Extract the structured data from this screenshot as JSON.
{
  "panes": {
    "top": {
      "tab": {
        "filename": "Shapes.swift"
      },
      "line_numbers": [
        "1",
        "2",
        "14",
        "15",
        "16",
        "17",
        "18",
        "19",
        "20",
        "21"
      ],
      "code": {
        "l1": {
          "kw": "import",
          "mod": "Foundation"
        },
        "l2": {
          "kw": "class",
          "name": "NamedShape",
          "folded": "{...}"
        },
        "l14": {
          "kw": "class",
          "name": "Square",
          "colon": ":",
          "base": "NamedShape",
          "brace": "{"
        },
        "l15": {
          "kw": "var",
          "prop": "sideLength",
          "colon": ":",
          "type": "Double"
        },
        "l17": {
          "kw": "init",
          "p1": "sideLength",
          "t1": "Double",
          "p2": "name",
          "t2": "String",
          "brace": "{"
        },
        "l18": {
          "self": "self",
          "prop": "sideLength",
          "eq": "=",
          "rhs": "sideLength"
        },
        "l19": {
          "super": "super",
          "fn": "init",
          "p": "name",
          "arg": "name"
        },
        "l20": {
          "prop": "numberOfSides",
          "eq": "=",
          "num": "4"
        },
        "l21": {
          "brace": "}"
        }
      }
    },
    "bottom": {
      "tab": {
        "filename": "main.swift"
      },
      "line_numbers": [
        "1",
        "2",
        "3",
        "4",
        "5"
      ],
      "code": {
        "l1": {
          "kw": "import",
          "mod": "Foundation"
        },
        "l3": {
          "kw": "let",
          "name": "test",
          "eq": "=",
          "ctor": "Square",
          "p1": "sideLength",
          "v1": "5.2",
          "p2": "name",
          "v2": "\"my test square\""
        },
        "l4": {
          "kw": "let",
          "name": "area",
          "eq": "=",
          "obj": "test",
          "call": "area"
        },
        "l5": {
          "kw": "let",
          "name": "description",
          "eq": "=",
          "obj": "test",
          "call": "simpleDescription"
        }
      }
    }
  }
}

------

# Task goal:
Count the lines above that contain the word "swift", and give only that number.

# Output for this task:
2